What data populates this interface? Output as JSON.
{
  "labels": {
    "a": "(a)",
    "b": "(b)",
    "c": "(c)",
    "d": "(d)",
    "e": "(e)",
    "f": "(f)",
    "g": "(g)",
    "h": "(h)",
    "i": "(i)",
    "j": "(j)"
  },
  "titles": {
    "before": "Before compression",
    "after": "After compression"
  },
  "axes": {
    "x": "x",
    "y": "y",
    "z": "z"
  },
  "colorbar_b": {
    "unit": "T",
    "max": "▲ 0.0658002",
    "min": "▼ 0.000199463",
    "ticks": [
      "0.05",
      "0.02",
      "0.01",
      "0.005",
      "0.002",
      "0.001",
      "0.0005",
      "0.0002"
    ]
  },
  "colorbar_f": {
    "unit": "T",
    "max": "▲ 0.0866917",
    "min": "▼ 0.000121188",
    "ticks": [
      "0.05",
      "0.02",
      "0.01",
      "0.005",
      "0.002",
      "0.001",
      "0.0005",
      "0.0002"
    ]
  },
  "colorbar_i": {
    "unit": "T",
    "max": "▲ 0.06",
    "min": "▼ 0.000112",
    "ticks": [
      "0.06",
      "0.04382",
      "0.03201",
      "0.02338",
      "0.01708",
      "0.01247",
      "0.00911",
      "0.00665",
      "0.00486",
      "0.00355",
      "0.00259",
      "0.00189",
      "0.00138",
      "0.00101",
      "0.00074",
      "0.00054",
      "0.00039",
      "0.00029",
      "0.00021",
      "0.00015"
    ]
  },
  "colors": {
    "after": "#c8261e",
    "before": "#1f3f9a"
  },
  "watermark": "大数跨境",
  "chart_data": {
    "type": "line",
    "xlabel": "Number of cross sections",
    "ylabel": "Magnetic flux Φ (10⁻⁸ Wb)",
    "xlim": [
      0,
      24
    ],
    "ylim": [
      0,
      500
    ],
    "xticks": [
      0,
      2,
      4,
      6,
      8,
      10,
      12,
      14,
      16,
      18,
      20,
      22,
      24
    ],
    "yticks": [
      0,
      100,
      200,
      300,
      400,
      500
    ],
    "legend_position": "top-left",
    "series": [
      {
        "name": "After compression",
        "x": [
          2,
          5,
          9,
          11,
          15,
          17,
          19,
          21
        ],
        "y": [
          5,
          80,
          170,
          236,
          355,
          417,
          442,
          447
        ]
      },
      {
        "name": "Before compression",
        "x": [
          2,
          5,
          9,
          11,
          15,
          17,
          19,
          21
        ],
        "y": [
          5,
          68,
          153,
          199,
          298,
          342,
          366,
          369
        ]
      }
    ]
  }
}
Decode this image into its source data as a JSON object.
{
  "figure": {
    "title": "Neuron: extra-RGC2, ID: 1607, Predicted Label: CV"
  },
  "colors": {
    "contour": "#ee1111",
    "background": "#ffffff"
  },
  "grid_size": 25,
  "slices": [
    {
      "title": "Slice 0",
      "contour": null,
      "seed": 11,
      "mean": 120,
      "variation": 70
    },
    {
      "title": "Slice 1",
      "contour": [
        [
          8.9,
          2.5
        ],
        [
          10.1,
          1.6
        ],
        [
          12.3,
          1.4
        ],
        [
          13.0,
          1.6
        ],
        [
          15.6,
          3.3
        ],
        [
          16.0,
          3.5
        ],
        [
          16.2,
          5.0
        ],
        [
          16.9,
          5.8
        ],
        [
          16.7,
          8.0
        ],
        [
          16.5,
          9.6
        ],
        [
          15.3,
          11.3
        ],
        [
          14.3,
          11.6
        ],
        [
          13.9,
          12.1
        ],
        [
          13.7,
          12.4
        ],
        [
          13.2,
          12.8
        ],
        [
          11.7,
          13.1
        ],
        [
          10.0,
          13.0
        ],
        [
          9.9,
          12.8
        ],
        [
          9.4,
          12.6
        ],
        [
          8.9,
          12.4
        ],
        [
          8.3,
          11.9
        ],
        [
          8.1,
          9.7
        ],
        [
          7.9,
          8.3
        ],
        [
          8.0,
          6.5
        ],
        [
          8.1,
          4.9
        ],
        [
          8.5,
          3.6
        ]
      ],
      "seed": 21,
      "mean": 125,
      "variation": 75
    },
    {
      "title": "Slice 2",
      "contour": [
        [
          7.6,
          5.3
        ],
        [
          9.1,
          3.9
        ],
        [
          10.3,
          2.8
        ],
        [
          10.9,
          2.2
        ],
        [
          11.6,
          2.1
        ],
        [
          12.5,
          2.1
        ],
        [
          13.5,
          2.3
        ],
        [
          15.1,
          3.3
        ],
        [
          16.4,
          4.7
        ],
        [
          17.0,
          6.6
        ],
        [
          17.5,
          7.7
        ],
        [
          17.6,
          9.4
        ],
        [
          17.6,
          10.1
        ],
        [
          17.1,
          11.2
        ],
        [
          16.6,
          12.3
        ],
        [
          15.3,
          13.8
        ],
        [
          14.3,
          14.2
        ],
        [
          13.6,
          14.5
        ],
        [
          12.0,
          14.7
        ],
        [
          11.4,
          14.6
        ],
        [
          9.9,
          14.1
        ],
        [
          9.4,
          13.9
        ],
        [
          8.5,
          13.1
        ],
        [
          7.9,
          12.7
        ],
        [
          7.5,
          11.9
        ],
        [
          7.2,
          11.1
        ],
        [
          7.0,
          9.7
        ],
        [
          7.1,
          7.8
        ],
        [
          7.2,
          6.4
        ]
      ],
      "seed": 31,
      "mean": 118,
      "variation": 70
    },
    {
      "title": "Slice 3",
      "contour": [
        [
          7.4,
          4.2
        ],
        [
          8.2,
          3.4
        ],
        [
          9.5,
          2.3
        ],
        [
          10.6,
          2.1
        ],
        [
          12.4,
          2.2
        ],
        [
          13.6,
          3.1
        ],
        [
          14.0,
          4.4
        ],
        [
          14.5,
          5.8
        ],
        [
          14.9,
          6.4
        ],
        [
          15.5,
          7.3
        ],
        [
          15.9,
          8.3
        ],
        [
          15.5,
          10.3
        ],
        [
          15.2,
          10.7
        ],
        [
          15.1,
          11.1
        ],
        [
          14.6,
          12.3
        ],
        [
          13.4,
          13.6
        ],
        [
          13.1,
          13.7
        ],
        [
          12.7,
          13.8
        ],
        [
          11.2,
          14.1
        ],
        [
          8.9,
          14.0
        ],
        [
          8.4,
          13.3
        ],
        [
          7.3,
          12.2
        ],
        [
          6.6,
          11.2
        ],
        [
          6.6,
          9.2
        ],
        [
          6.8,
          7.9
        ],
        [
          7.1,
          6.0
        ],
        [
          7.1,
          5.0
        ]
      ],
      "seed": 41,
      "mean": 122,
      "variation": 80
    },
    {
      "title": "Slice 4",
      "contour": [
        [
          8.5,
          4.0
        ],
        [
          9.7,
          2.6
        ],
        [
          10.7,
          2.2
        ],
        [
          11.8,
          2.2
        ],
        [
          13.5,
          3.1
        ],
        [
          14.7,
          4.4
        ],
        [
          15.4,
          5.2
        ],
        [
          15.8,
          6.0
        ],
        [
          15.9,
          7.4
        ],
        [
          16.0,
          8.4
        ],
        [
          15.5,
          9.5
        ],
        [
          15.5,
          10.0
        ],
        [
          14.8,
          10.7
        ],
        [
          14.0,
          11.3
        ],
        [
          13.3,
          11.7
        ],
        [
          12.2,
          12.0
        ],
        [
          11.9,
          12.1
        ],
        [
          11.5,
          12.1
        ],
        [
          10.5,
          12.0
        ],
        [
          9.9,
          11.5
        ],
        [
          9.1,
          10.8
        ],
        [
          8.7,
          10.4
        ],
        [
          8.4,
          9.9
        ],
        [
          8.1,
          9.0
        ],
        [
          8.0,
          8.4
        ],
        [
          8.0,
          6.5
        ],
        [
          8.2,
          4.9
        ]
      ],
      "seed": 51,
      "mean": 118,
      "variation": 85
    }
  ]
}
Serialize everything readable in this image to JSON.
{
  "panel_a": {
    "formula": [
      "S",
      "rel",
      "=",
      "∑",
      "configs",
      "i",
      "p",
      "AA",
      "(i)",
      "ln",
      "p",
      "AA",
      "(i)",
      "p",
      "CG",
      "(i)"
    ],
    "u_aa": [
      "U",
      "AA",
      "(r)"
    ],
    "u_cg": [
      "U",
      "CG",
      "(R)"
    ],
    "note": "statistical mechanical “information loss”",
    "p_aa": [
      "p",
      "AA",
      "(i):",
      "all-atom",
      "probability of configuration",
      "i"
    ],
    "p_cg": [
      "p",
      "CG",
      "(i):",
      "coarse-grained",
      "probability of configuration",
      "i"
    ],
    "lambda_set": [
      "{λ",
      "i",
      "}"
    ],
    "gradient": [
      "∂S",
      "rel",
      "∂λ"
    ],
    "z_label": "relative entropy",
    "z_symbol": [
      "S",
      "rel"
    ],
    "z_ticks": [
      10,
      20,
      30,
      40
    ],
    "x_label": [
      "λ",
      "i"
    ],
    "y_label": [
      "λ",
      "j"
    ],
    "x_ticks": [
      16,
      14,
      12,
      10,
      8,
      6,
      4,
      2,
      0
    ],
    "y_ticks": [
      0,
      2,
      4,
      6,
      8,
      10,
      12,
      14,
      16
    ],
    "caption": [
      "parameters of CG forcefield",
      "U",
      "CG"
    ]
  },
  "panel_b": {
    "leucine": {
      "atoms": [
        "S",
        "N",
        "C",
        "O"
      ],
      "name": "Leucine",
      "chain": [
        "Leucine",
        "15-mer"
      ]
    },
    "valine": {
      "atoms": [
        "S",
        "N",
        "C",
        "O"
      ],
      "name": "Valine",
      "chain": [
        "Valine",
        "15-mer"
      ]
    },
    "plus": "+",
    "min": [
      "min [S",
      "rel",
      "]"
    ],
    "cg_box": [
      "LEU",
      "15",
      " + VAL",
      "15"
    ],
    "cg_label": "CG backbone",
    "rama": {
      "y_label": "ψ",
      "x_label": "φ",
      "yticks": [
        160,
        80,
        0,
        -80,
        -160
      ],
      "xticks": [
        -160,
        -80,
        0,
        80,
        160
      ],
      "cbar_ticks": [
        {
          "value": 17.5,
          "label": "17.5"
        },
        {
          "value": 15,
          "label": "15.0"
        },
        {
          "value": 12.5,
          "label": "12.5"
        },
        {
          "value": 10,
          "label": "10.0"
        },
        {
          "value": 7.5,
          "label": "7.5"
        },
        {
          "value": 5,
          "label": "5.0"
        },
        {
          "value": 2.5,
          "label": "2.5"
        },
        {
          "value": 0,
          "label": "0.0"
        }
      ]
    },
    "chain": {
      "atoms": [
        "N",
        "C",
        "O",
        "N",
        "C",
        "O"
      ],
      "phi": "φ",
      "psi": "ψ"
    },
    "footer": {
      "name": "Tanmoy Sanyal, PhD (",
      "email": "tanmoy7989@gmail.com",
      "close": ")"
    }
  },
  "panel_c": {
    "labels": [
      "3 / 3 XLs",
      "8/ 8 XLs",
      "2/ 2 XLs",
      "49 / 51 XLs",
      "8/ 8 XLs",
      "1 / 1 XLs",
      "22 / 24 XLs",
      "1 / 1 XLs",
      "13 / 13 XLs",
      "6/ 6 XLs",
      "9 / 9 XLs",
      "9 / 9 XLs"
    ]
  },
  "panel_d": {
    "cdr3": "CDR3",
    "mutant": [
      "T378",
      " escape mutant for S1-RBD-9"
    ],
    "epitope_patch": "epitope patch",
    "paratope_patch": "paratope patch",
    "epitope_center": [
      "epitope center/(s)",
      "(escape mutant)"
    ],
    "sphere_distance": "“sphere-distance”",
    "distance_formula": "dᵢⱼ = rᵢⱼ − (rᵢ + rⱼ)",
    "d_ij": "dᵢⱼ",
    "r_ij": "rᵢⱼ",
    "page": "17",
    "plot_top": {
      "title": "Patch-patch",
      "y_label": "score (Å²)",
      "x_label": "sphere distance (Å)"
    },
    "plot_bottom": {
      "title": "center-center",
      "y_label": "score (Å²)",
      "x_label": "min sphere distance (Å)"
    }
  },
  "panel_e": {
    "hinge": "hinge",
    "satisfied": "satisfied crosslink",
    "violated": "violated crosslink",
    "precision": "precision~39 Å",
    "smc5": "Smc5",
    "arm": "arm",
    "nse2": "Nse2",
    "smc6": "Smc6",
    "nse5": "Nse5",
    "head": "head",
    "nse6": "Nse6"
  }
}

..........

INSTRUCTION: From the data, pick out every line that includes "name".

WRITTEN SOLUTION:
        "name": "After compression",
        "name": "Before compression",
      "name": "Leucine",
      "name": "Valine",
      "name": "Tanmoy Sanyal, PhD (",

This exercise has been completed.